§ **GIVEN REQUEST**
Look through the material below. Copy every line with the string "year" in it.

§ **LISTING**
begin

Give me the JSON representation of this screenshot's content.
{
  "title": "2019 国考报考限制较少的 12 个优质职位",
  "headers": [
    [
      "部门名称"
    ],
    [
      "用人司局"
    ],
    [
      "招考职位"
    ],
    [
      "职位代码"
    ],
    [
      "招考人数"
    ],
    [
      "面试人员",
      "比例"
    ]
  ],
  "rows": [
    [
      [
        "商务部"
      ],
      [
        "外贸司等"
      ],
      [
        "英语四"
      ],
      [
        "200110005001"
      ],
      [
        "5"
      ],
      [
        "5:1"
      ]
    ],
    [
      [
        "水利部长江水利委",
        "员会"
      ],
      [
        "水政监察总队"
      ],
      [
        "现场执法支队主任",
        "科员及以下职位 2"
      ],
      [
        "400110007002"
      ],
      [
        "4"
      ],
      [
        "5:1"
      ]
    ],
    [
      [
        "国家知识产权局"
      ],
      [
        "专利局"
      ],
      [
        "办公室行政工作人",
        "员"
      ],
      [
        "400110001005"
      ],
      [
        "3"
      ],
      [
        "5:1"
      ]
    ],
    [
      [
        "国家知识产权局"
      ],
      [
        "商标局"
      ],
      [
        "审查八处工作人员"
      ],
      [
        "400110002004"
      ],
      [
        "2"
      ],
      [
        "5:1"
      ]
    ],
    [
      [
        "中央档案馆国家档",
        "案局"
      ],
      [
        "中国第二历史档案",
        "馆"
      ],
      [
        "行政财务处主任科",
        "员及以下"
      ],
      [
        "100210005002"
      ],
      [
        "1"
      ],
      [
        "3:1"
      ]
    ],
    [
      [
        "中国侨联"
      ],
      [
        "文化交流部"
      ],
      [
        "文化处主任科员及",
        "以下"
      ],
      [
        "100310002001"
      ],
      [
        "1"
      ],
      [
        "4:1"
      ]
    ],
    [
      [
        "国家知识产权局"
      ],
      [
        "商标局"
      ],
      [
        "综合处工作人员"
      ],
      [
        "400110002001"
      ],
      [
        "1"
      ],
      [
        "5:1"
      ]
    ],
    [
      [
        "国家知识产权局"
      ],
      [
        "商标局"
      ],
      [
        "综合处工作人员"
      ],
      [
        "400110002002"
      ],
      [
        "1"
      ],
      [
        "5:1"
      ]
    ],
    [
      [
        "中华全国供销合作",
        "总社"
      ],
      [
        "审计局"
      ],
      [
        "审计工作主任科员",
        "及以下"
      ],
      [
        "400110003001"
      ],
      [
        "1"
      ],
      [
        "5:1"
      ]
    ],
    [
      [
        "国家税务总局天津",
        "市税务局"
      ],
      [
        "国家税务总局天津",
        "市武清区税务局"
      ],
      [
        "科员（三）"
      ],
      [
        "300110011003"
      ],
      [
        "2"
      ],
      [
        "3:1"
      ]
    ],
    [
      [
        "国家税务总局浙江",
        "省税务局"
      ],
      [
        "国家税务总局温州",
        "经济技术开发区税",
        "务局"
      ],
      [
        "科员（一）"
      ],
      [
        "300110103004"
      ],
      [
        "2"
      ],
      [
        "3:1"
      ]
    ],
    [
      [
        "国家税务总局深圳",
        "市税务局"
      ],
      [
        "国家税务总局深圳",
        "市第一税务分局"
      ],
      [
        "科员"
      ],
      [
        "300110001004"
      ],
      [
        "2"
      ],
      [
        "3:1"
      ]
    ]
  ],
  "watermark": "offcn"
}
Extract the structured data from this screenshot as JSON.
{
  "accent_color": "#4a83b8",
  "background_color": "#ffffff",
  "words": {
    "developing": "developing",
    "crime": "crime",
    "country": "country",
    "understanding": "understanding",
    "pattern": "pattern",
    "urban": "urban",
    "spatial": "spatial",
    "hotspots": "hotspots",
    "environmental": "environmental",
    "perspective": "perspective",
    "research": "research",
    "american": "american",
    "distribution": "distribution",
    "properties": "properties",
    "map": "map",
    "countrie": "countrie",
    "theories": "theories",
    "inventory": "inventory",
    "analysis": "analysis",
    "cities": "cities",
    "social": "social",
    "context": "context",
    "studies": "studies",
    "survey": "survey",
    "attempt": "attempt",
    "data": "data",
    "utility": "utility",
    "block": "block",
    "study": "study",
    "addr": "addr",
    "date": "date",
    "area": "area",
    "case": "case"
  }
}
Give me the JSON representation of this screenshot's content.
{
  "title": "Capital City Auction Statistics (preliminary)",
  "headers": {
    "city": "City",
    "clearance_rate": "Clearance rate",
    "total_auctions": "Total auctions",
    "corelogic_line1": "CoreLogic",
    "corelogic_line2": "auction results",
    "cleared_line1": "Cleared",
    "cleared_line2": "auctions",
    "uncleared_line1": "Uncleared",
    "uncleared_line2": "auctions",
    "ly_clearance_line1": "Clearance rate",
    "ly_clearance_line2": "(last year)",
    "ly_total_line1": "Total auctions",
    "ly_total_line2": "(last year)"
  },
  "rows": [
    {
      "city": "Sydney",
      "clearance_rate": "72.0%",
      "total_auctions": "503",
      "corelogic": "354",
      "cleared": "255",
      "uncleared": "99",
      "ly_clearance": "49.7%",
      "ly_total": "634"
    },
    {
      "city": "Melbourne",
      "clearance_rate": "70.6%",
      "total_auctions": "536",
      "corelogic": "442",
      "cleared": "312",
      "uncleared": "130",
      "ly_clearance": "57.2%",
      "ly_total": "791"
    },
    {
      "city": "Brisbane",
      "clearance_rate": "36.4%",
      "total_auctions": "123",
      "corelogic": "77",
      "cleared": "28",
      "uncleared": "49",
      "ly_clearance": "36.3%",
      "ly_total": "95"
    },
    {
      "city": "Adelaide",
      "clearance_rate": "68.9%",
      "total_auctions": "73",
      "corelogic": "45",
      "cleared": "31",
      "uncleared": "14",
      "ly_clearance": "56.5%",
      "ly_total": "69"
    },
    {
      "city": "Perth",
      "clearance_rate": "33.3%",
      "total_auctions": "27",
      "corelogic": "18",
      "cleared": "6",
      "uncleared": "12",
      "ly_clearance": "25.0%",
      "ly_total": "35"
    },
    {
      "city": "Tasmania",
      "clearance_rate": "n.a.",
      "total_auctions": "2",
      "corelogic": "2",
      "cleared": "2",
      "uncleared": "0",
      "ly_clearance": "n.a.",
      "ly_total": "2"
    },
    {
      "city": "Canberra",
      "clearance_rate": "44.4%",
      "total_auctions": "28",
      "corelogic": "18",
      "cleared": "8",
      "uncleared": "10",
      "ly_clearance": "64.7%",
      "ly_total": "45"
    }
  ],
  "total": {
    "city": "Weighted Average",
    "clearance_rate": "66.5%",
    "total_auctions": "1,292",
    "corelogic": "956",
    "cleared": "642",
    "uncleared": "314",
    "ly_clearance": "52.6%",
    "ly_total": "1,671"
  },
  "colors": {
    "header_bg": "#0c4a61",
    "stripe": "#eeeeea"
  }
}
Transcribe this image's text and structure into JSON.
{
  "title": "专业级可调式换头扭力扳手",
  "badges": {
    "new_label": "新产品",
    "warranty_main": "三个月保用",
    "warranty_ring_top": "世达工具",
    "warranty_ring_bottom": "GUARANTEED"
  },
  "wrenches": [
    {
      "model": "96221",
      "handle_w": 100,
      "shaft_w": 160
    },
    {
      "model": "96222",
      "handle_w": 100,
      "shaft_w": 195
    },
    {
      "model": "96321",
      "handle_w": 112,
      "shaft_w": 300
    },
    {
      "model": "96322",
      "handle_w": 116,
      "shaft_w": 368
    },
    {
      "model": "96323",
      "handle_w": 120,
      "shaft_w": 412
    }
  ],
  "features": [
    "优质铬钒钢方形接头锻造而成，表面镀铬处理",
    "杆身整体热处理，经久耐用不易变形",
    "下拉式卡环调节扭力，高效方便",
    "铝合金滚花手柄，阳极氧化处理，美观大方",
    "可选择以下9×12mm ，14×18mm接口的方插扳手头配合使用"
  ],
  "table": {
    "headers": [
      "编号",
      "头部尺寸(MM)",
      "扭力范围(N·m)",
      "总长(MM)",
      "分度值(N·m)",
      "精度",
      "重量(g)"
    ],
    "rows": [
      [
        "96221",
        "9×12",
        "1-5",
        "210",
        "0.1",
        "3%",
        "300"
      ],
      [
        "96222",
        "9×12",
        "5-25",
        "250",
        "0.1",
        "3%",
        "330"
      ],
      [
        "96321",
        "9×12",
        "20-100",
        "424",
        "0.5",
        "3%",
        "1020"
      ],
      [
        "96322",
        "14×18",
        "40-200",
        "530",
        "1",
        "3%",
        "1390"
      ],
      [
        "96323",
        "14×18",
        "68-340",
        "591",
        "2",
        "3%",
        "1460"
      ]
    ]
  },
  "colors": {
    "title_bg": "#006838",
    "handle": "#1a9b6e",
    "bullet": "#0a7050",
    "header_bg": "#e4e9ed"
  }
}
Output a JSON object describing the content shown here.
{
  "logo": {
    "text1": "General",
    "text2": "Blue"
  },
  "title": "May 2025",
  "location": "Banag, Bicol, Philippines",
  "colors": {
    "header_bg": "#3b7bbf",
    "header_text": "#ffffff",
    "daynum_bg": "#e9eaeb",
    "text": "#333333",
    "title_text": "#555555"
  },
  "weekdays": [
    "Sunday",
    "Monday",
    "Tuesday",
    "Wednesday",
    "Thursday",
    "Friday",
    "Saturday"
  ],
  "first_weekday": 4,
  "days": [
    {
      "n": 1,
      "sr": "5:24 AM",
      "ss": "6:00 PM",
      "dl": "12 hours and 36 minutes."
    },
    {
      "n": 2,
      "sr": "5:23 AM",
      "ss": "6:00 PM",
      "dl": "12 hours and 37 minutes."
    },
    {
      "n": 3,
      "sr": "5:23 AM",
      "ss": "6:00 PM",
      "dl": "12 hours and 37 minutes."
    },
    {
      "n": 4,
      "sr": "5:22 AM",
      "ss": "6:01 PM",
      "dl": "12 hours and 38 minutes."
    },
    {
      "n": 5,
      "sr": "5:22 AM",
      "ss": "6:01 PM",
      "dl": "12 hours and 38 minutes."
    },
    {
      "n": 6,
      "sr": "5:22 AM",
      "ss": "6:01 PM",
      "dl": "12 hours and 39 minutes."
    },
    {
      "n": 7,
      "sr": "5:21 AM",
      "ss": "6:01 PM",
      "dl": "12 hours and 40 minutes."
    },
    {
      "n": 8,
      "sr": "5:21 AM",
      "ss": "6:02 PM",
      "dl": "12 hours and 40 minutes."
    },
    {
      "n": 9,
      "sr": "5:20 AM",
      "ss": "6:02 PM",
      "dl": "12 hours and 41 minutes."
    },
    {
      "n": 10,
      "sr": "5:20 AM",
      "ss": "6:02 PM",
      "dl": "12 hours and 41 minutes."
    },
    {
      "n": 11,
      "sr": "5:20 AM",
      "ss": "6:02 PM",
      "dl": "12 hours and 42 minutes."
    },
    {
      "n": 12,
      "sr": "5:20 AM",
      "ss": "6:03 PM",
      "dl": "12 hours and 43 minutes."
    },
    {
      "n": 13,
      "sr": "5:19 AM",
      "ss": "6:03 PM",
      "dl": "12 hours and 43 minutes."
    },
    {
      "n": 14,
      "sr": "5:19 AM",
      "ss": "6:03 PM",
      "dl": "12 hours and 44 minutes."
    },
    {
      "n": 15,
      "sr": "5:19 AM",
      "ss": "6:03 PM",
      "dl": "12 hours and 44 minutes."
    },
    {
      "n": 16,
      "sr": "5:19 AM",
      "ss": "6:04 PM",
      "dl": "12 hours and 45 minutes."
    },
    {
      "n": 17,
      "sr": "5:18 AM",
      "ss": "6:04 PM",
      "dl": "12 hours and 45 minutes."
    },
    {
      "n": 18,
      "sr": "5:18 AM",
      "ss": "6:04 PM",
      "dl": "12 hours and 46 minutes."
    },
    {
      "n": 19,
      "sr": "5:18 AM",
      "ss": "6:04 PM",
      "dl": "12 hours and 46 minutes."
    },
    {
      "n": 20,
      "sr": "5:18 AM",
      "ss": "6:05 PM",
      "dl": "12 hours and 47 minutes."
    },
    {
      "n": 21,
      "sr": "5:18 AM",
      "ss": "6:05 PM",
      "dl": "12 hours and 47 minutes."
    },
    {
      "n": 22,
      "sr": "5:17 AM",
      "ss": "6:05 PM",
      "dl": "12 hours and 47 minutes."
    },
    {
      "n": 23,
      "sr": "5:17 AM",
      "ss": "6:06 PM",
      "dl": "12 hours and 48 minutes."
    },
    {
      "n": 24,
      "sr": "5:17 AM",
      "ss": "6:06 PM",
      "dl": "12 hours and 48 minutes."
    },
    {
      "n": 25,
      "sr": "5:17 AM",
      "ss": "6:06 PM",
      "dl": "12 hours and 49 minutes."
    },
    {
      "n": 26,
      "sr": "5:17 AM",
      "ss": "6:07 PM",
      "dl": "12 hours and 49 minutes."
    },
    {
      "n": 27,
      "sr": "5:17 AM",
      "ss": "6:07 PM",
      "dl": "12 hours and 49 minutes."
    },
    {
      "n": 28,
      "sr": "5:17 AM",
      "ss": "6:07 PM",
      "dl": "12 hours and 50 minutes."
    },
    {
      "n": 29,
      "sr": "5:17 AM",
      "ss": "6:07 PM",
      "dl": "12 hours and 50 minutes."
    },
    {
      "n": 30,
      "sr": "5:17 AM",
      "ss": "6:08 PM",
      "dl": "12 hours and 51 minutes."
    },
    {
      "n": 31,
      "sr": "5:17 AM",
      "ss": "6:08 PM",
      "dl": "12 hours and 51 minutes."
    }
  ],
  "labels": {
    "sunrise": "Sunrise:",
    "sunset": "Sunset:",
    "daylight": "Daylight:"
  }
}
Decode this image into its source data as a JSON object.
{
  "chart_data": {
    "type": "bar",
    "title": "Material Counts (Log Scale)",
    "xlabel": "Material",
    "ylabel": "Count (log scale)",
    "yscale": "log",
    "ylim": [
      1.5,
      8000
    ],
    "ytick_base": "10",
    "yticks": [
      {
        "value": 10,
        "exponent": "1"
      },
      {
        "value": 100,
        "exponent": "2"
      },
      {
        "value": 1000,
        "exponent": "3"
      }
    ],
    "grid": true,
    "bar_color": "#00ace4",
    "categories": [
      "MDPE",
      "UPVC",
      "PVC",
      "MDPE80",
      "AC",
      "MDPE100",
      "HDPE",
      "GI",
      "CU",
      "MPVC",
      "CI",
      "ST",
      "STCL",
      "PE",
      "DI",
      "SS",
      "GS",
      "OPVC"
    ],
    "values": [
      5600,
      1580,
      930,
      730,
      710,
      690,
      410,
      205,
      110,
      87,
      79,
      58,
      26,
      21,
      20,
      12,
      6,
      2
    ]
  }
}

end

§ **RESULT FOR THIS TASK**
    "ly_clearance_line2": "(last year)",
    "ly_total_line2": "(last year)"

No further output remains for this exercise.